#### [Prompt]
Take the material below and retype it in full; pictures are left out.

#### [Data]
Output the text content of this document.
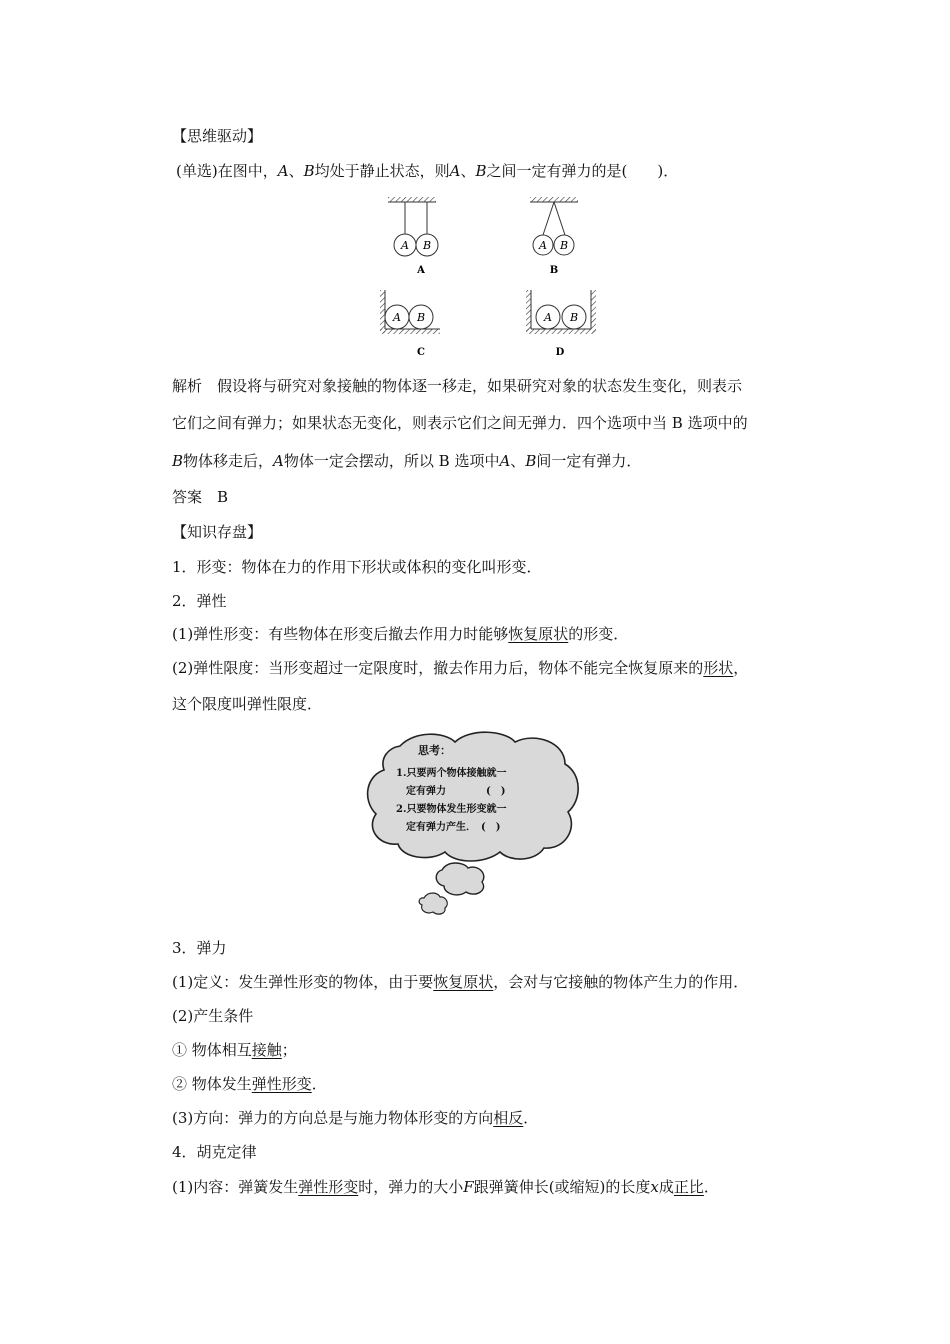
【思维驱动】
(单选)在图中，A、B均处于静止状态，则A、B之间一定有弹力的是(　　)．
A B
A
A B
B
A B
C
A B
D
解析　 假设将与研究对象接触的物体逐一移走，如果研究对象的状态发生变化，则表示
它们之间有弹力；如果状态无变化，则表示它们之间无弹力．四个选项中当 B 选项中的
B物体移走后，A物体一定会摆动，所以 B 选项中A、B间一定有弹力．
答案　 B
【知识存盘】
1．形变：物体在力的作用下形状或体积的变化叫形变．
2．弹性
(1)弹性形变：有些物体在形变后撤去作用力时能够恢复原状的形变．
(2)弹性限度：当形变超过一定限度时，撤去作用力后，物体不能完全恢复原来的形状，
这个限度叫弹性限度．
思考：
1.只要两个物体接触就一
定有弹力　　　　(　)
2.只要物体发生形变就一
定有弹力产生．　(　)
3．弹力
(1)定义：发生弹性形变的物体，由于要恢复原状，会对与它接触的物体产生力的作用．
(2)产生条件
① 物体相互接触；
② 物体发生弹性形变．
(3)方向：弹力的方向总是与施力物体形变的方向相反．
4．胡克定律
(1)内容：弹簧发生弹性形变时，弹力的大小F跟弹簧伸长(或缩短)的长度x成正比．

#### [Finished exercise]
Output the text content of this document.
【思维驱动】
(单选)在图中，A、B均处于静止状态，则A、B之间一定有弹力的是(　　)．
A B
A
A B
B
A B
C
A B
D
解析　 假设将与研究对象接触的物体逐一移走，如果研究对象的状态发生变化，则表示
它们之间有弹力；如果状态无变化，则表示它们之间无弹力．四个选项中当 B 选项中的
B物体移走后，A物体一定会摆动，所以 B 选项中A、B间一定有弹力．
答案　 B
【知识存盘】
1．形变：物体在力的作用下形状或体积的变化叫形变．
2．弹性
(1)弹性形变：有些物体在形变后撤去作用力时能够恢复原状的形变．
(2)弹性限度：当形变超过一定限度时，撤去作用力后，物体不能完全恢复原来的形状，
这个限度叫弹性限度．
思考：
1.只要两个物体接触就一
定有弹力　　　　(　)
2.只要物体发生形变就一
定有弹力产生．　(　)
3．弹力
(1)定义：发生弹性形变的物体，由于要恢复原状，会对与它接触的物体产生力的作用．
(2)产生条件
① 物体相互接触；
② 物体发生弹性形变．
(3)方向：弹力的方向总是与施力物体形变的方向相反．
4．胡克定律
(1)内容：弹簧发生弹性形变时，弹力的大小F跟弹簧伸长(或缩短)的长度x成正比．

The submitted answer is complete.